### [PROBLEM TO SOLVE]
Copy the lines from the start of the records through the line containing "The arm 10a is at (178, 325).", replacing "evaporator forming machine" with "evaporator shaping machine" and keeping everything else the same. Leave out the pictures and give only those lines.

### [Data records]
========================================

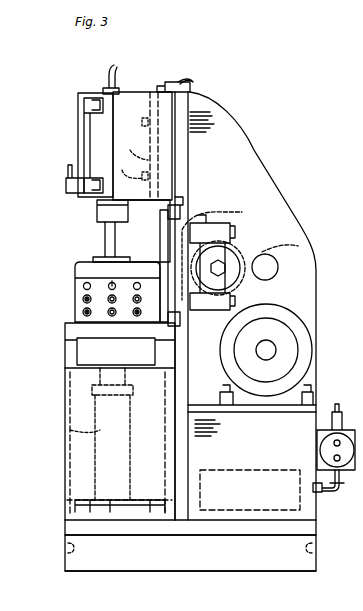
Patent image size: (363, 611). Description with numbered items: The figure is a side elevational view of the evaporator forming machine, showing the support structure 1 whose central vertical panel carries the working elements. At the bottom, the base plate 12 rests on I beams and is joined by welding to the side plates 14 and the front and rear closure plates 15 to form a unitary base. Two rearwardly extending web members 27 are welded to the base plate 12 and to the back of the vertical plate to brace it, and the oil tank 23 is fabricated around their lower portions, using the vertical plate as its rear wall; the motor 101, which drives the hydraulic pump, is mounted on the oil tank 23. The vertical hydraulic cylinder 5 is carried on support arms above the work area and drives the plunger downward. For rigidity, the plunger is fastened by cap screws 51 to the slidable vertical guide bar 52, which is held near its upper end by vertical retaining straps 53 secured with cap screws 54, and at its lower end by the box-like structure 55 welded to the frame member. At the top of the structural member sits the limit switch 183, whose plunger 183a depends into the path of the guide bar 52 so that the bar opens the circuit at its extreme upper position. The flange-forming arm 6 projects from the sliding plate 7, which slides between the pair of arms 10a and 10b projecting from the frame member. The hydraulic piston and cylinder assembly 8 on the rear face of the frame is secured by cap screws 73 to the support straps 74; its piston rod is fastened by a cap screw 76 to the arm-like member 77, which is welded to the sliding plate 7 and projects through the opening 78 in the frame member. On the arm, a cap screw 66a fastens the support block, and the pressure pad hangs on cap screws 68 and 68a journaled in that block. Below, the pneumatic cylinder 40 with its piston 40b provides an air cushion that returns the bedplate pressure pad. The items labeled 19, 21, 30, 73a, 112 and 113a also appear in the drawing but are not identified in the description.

The support structure 1 is at (163, 578).
The vertical hydraulic cylinder 5 is at (71, 122).
The flange-forming arm 6 is at (67, 286).
The sliding plate 7 is at (165, 250).
The hydraulic piston and cylinder assembly 8 is at (239, 253).
The arm 10a is at (178, 325).
The arm 10b is at (176, 207).
The base plate 12 is at (75, 527).
The side plates 14 is at (111, 565).
The front and rear closure plates 15 is at (66, 550).
The cabinet 19 is at (68, 391).
The support block 21 is at (72, 355).
The oil tank 23 is at (326, 517).
The web members 27 is at (266, 186).
The bore 30 is at (318, 563).
The pneumatic cylinder 40 is at (68, 423).
The piston 40b is at (100, 470).
The cap screws 51 is at (160, 222).
The slidable vertical guide bar 52 is at (158, 92).
The vertical retaining straps 53 is at (132, 150).
The cap screws 54 is at (129, 170).
The box-like structure 55 is at (150, 416).
The cap screw 66a is at (112, 280).
The cap screw 68 is at (83, 299).
The cap screw 68a is at (83, 313).
The cap screws 73 is at (83, 297).
The bolt 73a is at (83, 311).
The support straps 74 is at (268, 251).
The cap screw 76 is at (224, 272).
The arm-like member 77 is at (275, 258).
The opening 78 is at (212, 256).
The motor 101 is at (312, 354).
The hydraulic line 112 is at (106, 70).
The hydraulic fitting 113a is at (67, 168).
The limit switch 183 is at (192, 80).
The plunger 183a is at (170, 82).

========================================

### [RESULT FOR THIS EXERCISE]
Patent image size: (363, 611). Description with numbered items: The figure is a side elevational view of the evaporator shaping machine, showing the support structure 1 whose central vertical panel carries the working elements. At the bottom, the base plate 12 rests on I beams and is joined by welding to the side plates 14 and the front and rear closure plates 15 to form a unitary base. Two rearwardly extending web members 27 are welded to the base plate 12 and to the back of the vertical plate to brace it, and the oil tank 23 is fabricated around their lower portions, using the vertical plate as its rear wall; the motor 101, which drives the hydraulic pump, is mounted on the oil tank 23. The vertical hydraulic cylinder 5 is carried on support arms above the work area and drives the plunger downward. For rigidity, the plunger is fastened by cap screws 51 to the slidable vertical guide bar 52, which is held near its upper end by vertical retaining straps 53 secured with cap screws 54, and at its lower end by the box-like structure 55 welded to the frame member. At the top of the structural member sits the limit switch 183, whose plunger 183a depends into the path of the guide bar 52 so that the bar opens the circuit at its extreme upper position. The flange-forming arm 6 projects from the sliding plate 7, which slides between the pair of arms 10a and 10b projecting from the frame member. The hydraulic piston and cylinder assembly 8 on the rear face of the frame is secured by cap screws 73 to the support straps 74; its piston rod is fastened by a cap screw 76 to the arm-like member 77, which is welded to the sliding plate 7 and projects through the opening 78 in the frame member. On the arm, a cap screw 66a fastens the support block, and the pressure pad hangs on cap screws 68 and 68a journaled in that block. Below, the pneumatic cylinder 40 with its piston 40b provides an air cushion that returns the bedplate pressure pad. The items labeled 19, 21, 30, 73a, 112 and 113a also appear in the drawing but are not identified in the description.

The support structure 1 is at (163, 578).
The vertical hydraulic cylinder 5 is at (71, 122).
The flange-forming arm 6 is at (67, 286).
The sliding plate 7 is at (165, 250).
The hydraulic piston and cylinder assembly 8 is at (239, 253).
The arm 10a is at (178, 325).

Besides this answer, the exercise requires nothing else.